Requirements: Pictures stay out of your copy, but everything else in the records below must be repeated exactly.
____
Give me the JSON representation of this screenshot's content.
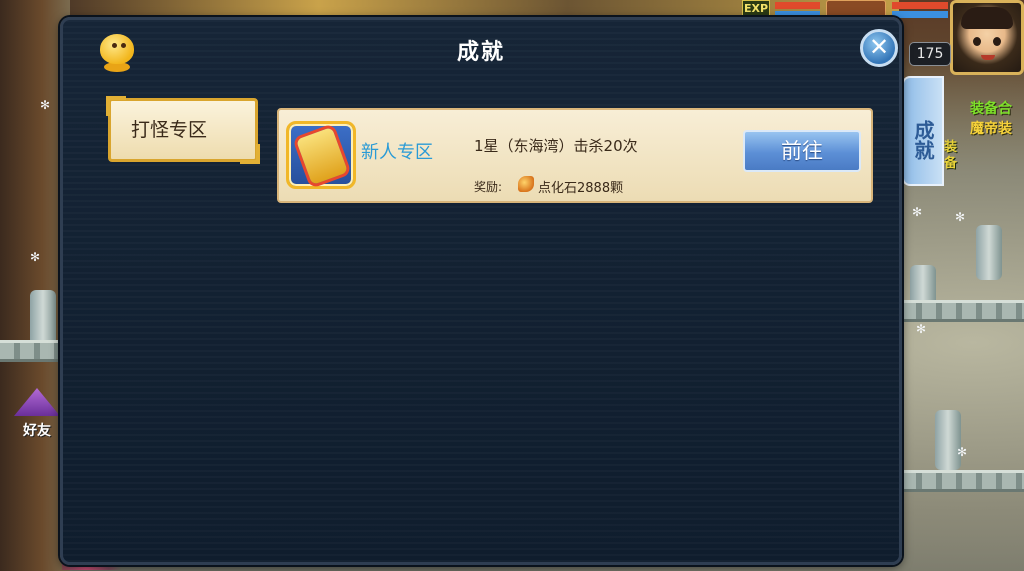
{
  "hud": {
    "exp_label": "EXP",
    "level": "175",
    "side_tab": "成就",
    "side_text_1": "装备合",
    "side_text_2": "魔帝装",
    "side_text_3": "装备",
    "friend_label": "好友"
  },
  "dialog": {
    "title": "成就",
    "close_icon": "close-x",
    "categories": [
      {
        "label": "打怪专区",
        "selected": true
      }
    ],
    "tasks": [
      {
        "icon": "scroll-icon",
        "name": "新人专区",
        "description": "1星（东海湾）击杀20次",
        "reward_label": "奖励:",
        "reward_icon": "stone-icon",
        "reward_value": "点化石2888颗",
        "button_label": "前往"
      }
    ]
  },
  "colors": {
    "dialog_bg": "#132235",
    "row_bg": "#f4e8c8",
    "accent_blue": "#2a9bd6",
    "button_blue": "#5c8fd6",
    "frame_gold": "#d9a52e"
  }
}
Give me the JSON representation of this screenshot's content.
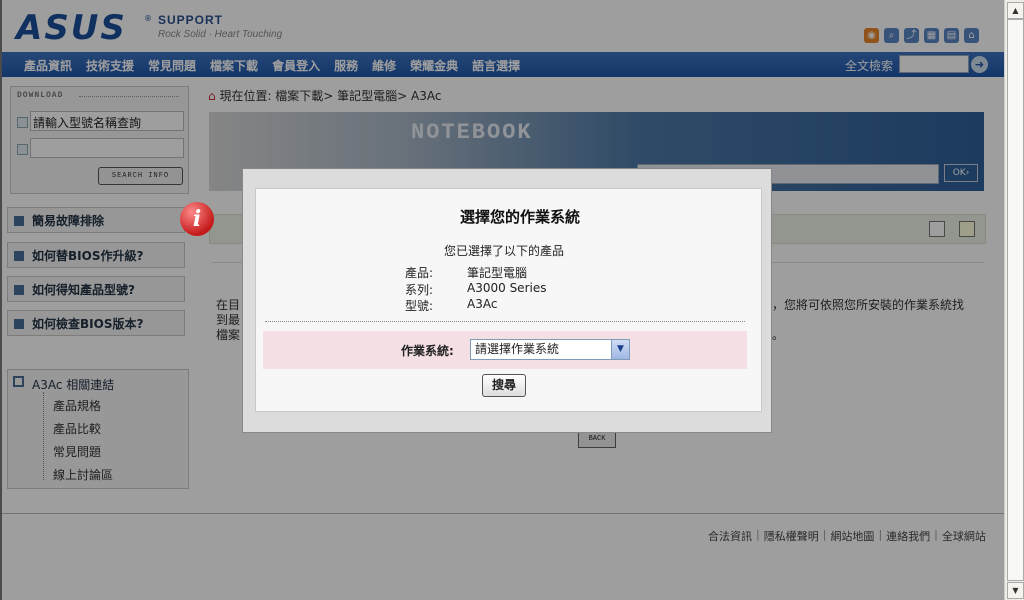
{
  "header": {
    "logo": "ASUS",
    "support": "SUPPORT",
    "slogan": "Rock Solid · Heart Touching",
    "logo_tm": "®"
  },
  "nav": {
    "items": [
      "產品資訊",
      "技術支援",
      "常見問題",
      "檔案下載",
      "會員登入",
      "服務",
      "維修",
      "榮耀金典",
      "語言選擇"
    ],
    "search_label": "全文檢索"
  },
  "sidebar": {
    "download_label": "DOWNLOAD",
    "model_input_value": "請輸入型號名稱查詢",
    "search_info_label": "SEARCH INFO",
    "faq": [
      "簡易故障排除",
      "如何替BIOS作升級?",
      "如何得知產品型號?",
      "如何檢查BIOS版本?"
    ],
    "related_title": "A3Ac 相關連結",
    "related_items": [
      "產品規格",
      "產品比較",
      "常見問題",
      "線上討論區"
    ]
  },
  "main": {
    "breadcrumb": "現在位置: 檔案下載> 筆記型電腦> A3Ac",
    "banner_text": "NOTEBOOK",
    "banner_ok": "OK›",
    "partial_text_left_1": "在目",
    "partial_text_left_2": "到最",
    "partial_text_left_3": "檔案",
    "partial_text_right_1": "，您將可依照您所安裝的作業系統找",
    "partial_text_right_2": "。",
    "back_label": "BACK"
  },
  "dialog": {
    "title": "選擇您的作業系統",
    "subtitle": "您已選擇了以下的產品",
    "fields": [
      {
        "key": "產品:",
        "value": "筆記型電腦"
      },
      {
        "key": "系列:",
        "value": "A3000 Series"
      },
      {
        "key": "型號:",
        "value": "A3Ac"
      }
    ],
    "os_label": "作業系統:",
    "os_selected": "請選擇作業系統",
    "search_button": "搜尋"
  },
  "footer": {
    "links": [
      "合法資訊",
      "隱私權聲明",
      "網站地圖",
      "連絡我們",
      "全球網站"
    ]
  }
}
____
Response:
Give me the JSON representation of this screenshot's content.
{
  "hud": {
    "exp_label": "EXP",
    "level": "175",
    "side_tab": "成就",
    "side_text_1": "装备合",
    "side_text_2": "魔帝装",
    "side_text_3": "装备",
    "friend_label": "好友"
  },
  "dialog": {
    "title": "成就",
    "close_icon": "close-x",
    "categories": [
      {
        "label": "打怪专区",
        "selected": true
      }
    ],
    "tasks": [
      {
        "icon": "scroll-icon",
        "name": "新人专区",
        "description": "1星（东海湾）击杀20次",
        "reward_label": "奖励:",
        "reward_icon": "stone-icon",
        "reward_value": "点化石2888颗",
        "button_label": "前往"
      }
    ]
  },
  "colors": {
    "dialog_bg": "#132235",
    "row_bg": "#f4e8c8",
    "accent_blue": "#2a9bd6",
    "button_blue": "#5c8fd6",
    "frame_gold": "#d9a52e"
  }
}
Give me the JSON representation of this screenshot's content.
{
  "header": {
    "logo": "ASUS",
    "support": "SUPPORT",
    "slogan": "Rock Solid · Heart Touching",
    "logo_tm": "®"
  },
  "nav": {
    "items": [
      "產品資訊",
      "技術支援",
      "常見問題",
      "檔案下載",
      "會員登入",
      "服務",
      "維修",
      "榮耀金典",
      "語言選擇"
    ],
    "search_label": "全文檢索"
  },
  "sidebar": {
    "download_label": "DOWNLOAD",
    "model_input_value": "請輸入型號名稱查詢",
    "search_info_label": "SEARCH INFO",
    "faq": [
      "簡易故障排除",
      "如何替BIOS作升級?",
      "如何得知產品型號?",
      "如何檢查BIOS版本?"
    ],
    "related_title": "A3Ac 相關連結",
    "related_items": [
      "產品規格",
      "產品比較",
      "常見問題",
      "線上討論區"
    ]
  },
  "main": {
    "breadcrumb": "現在位置: 檔案下載> 筆記型電腦> A3Ac",
    "banner_text": "NOTEBOOK",
    "banner_ok": "OK›",
    "partial_text_left_1": "在目",
    "partial_text_left_2": "到最",
    "partial_text_left_3": "檔案",
    "partial_text_right_1": "，您將可依照您所安裝的作業系統找",
    "partial_text_right_2": "。",
    "back_label": "BACK"
  },
  "dialog": {
    "title": "選擇您的作業系統",
    "subtitle": "您已選擇了以下的產品",
    "fields": [
      {
        "key": "產品:",
        "value": "筆記型電腦"
      },
      {
        "key": "系列:",
        "value": "A3000 Series"
      },
      {
        "key": "型號:",
        "value": "A3Ac"
      }
    ],
    "os_label": "作業系統:",
    "os_selected": "請選擇作業系統",
    "search_button": "搜尋"
  },
  "footer": {
    "links": [
      "合法資訊",
      "隱私權聲明",
      "網站地圖",
      "連絡我們",
      "全球網站"
    ]
  }
}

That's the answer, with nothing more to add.